→ TASK REQUIREMENTS:
The records that follow are to be repeated without alteration.

→ DATASET RECORDS:
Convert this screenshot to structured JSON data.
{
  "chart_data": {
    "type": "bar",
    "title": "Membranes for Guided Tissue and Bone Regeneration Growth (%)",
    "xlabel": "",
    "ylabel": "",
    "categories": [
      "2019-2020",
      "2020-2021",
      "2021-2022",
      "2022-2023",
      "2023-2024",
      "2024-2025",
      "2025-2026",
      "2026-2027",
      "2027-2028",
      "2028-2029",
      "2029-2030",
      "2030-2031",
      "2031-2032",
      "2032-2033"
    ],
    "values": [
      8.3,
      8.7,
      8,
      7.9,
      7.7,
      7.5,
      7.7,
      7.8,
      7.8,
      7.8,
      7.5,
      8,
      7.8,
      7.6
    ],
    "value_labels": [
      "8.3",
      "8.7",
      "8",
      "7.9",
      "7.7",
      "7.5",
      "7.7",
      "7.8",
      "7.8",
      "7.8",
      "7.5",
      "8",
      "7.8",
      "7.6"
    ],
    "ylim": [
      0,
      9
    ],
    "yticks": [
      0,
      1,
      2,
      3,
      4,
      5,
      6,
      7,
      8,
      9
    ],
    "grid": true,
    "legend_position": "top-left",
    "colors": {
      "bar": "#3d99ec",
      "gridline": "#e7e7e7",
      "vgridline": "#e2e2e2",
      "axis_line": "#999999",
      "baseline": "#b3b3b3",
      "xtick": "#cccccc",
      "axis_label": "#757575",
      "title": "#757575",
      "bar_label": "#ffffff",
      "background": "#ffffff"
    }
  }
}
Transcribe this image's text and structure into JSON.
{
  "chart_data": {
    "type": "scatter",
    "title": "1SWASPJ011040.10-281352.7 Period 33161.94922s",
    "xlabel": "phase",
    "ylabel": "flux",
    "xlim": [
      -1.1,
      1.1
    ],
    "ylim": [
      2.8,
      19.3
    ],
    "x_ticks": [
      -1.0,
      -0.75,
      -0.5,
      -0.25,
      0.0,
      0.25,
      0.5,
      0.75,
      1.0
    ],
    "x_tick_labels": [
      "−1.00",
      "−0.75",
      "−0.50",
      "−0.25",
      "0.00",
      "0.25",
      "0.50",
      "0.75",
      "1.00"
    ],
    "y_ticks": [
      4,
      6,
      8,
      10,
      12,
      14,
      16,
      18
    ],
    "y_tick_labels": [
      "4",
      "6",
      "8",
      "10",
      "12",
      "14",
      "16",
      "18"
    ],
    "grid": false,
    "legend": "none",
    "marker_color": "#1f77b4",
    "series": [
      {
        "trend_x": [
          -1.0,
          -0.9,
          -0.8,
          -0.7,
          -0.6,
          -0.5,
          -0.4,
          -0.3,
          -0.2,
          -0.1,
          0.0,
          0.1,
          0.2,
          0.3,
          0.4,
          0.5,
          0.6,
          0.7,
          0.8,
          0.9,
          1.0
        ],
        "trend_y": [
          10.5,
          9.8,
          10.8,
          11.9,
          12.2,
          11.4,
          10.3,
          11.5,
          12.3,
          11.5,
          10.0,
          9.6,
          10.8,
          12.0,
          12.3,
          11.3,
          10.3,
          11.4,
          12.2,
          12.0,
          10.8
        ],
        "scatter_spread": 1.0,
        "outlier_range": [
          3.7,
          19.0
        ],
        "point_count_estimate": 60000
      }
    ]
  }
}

→ FINAL ANSWER:
Convert this screenshot to structured JSON data.
{
  "chart_data": {
    "type": "bar",
    "title": "Membranes for Guided Tissue and Bone Regeneration Growth (%)",
    "xlabel": "",
    "ylabel": "",
    "categories": [
      "2019-2020",
      "2020-2021",
      "2021-2022",
      "2022-2023",
      "2023-2024",
      "2024-2025",
      "2025-2026",
      "2026-2027",
      "2027-2028",
      "2028-2029",
      "2029-2030",
      "2030-2031",
      "2031-2032",
      "2032-2033"
    ],
    "values": [
      8.3,
      8.7,
      8,
      7.9,
      7.7,
      7.5,
      7.7,
      7.8,
      7.8,
      7.8,
      7.5,
      8,
      7.8,
      7.6
    ],
    "value_labels": [
      "8.3",
      "8.7",
      "8",
      "7.9",
      "7.7",
      "7.5",
      "7.7",
      "7.8",
      "7.8",
      "7.8",
      "7.5",
      "8",
      "7.8",
      "7.6"
    ],
    "ylim": [
      0,
      9
    ],
    "yticks": [
      0,
      1,
      2,
      3,
      4,
      5,
      6,
      7,
      8,
      9
    ],
    "grid": true,
    "legend_position": "top-left",
    "colors": {
      "bar": "#3d99ec",
      "gridline": "#e7e7e7",
      "vgridline": "#e2e2e2",
      "axis_line": "#999999",
      "baseline": "#b3b3b3",
      "xtick": "#cccccc",
      "axis_label": "#757575",
      "title": "#757575",
      "bar_label": "#ffffff",
      "background": "#ffffff"
    }
  }
}
Transcribe this image's text and structure into JSON.
{
  "chart_data": {
    "type": "scatter",
    "title": "1SWASPJ011040.10-281352.7 Period 33161.94922s",
    "xlabel": "phase",
    "ylabel": "flux",
    "xlim": [
      -1.1,
      1.1
    ],
    "ylim": [
      2.8,
      19.3
    ],
    "x_ticks": [
      -1.0,
      -0.75,
      -0.5,
      -0.25,
      0.0,
      0.25,
      0.5,
      0.75,
      1.0
    ],
    "x_tick_labels": [
      "−1.00",
      "−0.75",
      "−0.50",
      "−0.25",
      "0.00",
      "0.25",
      "0.50",
      "0.75",
      "1.00"
    ],
    "y_ticks": [
      4,
      6,
      8,
      10,
      12,
      14,
      16,
      18
    ],
    "y_tick_labels": [
      "4",
      "6",
      "8",
      "10",
      "12",
      "14",
      "16",
      "18"
    ],
    "grid": false,
    "legend": "none",
    "marker_color": "#1f77b4",
    "series": [
      {
        "trend_x": [
          -1.0,
          -0.9,
          -0.8,
          -0.7,
          -0.6,
          -0.5,
          -0.4,
          -0.3,
          -0.2,
          -0.1,
          0.0,
          0.1,
          0.2,
          0.3,
          0.4,
          0.5,
          0.6,
          0.7,
          0.8,
          0.9,
          1.0
        ],
        "trend_y": [
          10.5,
          9.8,
          10.8,
          11.9,
          12.2,
          11.4,
          10.3,
          11.5,
          12.3,
          11.5,
          10.0,
          9.6,
          10.8,
          12.0,
          12.3,
          11.3,
          10.3,
          11.4,
          12.2,
          12.0,
          10.8
        ],
        "scatter_spread": 1.0,
        "outlier_range": [
          3.7,
          19.0
        ],
        "point_count_estimate": 60000
      }
    ]
  }
}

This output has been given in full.